_Directions for this task_
Retype the material word for word.
- - -
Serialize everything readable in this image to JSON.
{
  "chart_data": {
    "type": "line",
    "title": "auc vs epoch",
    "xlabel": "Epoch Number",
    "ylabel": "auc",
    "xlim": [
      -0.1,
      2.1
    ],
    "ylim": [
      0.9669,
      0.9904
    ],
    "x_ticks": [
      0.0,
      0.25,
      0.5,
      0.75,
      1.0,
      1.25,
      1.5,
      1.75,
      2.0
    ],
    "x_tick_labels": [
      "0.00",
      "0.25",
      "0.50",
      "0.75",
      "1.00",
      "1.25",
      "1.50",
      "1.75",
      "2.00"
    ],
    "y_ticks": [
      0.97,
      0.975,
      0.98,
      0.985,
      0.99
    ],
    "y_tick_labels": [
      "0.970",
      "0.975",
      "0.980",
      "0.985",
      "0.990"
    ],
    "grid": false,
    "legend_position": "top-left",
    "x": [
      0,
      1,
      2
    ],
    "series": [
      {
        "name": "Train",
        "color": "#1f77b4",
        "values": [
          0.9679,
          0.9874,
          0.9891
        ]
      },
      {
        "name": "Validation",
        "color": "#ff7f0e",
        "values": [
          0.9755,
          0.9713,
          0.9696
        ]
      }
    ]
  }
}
- - -
_Solution for this problem_
Serialize everything readable in this image to JSON.
{
  "chart_data": {
    "type": "line",
    "title": "auc vs epoch",
    "xlabel": "Epoch Number",
    "ylabel": "auc",
    "xlim": [
      -0.1,
      2.1
    ],
    "ylim": [
      0.9669,
      0.9904
    ],
    "x_ticks": [
      0.0,
      0.25,
      0.5,
      0.75,
      1.0,
      1.25,
      1.5,
      1.75,
      2.0
    ],
    "x_tick_labels": [
      "0.00",
      "0.25",
      "0.50",
      "0.75",
      "1.00",
      "1.25",
      "1.50",
      "1.75",
      "2.00"
    ],
    "y_ticks": [
      0.97,
      0.975,
      0.98,
      0.985,
      0.99
    ],
    "y_tick_labels": [
      "0.970",
      "0.975",
      "0.980",
      "0.985",
      "0.990"
    ],
    "grid": false,
    "legend_position": "top-left",
    "x": [
      0,
      1,
      2
    ],
    "series": [
      {
        "name": "Train",
        "color": "#1f77b4",
        "values": [
          0.9679,
          0.9874,
          0.9891
        ]
      },
      {
        "name": "Validation",
        "color": "#ff7f0e",
        "values": [
          0.9755,
          0.9713,
          0.9696
        ]
      }
    ]
  }
}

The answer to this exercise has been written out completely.